**Requirement**
Give the data again, word for word.

**Dataset**
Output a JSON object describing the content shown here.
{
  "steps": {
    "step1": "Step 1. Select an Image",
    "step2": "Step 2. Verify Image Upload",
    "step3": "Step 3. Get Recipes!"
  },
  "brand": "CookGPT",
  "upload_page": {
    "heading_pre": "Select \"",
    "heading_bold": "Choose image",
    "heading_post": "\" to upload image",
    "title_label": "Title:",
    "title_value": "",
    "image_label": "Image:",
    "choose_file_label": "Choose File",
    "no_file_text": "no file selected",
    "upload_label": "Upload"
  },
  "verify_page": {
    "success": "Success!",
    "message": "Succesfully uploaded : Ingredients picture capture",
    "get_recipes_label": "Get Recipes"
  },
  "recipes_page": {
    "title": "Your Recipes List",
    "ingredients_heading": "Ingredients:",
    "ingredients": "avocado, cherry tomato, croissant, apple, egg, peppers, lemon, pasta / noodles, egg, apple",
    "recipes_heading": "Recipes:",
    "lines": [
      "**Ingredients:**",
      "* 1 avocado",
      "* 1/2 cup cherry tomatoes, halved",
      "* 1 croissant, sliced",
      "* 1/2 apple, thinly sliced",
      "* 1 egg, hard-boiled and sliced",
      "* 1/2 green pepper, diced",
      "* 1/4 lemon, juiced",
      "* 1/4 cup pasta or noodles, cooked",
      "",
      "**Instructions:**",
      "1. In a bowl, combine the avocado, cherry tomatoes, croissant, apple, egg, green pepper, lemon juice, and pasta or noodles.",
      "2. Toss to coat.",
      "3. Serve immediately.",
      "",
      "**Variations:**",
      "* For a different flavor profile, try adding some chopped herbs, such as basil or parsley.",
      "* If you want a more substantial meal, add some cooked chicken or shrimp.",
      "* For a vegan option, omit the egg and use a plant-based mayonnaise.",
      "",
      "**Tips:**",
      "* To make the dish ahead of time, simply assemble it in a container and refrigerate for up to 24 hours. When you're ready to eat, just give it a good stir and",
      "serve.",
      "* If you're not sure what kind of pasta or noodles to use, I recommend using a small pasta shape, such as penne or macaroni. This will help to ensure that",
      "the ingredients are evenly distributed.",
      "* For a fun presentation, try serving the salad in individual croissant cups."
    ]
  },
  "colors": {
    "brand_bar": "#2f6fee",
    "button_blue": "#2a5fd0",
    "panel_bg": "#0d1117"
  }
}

**Output of the exercise**
Output a JSON object describing the content shown here.
{
  "steps": {
    "step1": "Step 1. Select an Image",
    "step2": "Step 2. Verify Image Upload",
    "step3": "Step 3. Get Recipes!"
  },
  "brand": "CookGPT",
  "upload_page": {
    "heading_pre": "Select \"",
    "heading_bold": "Choose image",
    "heading_post": "\" to upload image",
    "title_label": "Title:",
    "title_value": "",
    "image_label": "Image:",
    "choose_file_label": "Choose File",
    "no_file_text": "no file selected",
    "upload_label": "Upload"
  },
  "verify_page": {
    "success": "Success!",
    "message": "Succesfully uploaded : Ingredients picture capture",
    "get_recipes_label": "Get Recipes"
  },
  "recipes_page": {
    "title": "Your Recipes List",
    "ingredients_heading": "Ingredients:",
    "ingredients": "avocado, cherry tomato, croissant, apple, egg, peppers, lemon, pasta / noodles, egg, apple",
    "recipes_heading": "Recipes:",
    "lines": [
      "**Ingredients:**",
      "* 1 avocado",
      "* 1/2 cup cherry tomatoes, halved",
      "* 1 croissant, sliced",
      "* 1/2 apple, thinly sliced",
      "* 1 egg, hard-boiled and sliced",
      "* 1/2 green pepper, diced",
      "* 1/4 lemon, juiced",
      "* 1/4 cup pasta or noodles, cooked",
      "",
      "**Instructions:**",
      "1. In a bowl, combine the avocado, cherry tomatoes, croissant, apple, egg, green pepper, lemon juice, and pasta or noodles.",
      "2. Toss to coat.",
      "3. Serve immediately.",
      "",
      "**Variations:**",
      "* For a different flavor profile, try adding some chopped herbs, such as basil or parsley.",
      "* If you want a more substantial meal, add some cooked chicken or shrimp.",
      "* For a vegan option, omit the egg and use a plant-based mayonnaise.",
      "",
      "**Tips:**",
      "* To make the dish ahead of time, simply assemble it in a container and refrigerate for up to 24 hours. When you're ready to eat, just give it a good stir and",
      "serve.",
      "* If you're not sure what kind of pasta or noodles to use, I recommend using a small pasta shape, such as penne or macaroni. This will help to ensure that",
      "the ingredients are evenly distributed.",
      "* For a fun presentation, try serving the salad in individual croissant cups."
    ]
  },
  "colors": {
    "brand_bar": "#2f6fee",
    "button_blue": "#2a5fd0",
    "panel_bg": "#0d1117"
  }
}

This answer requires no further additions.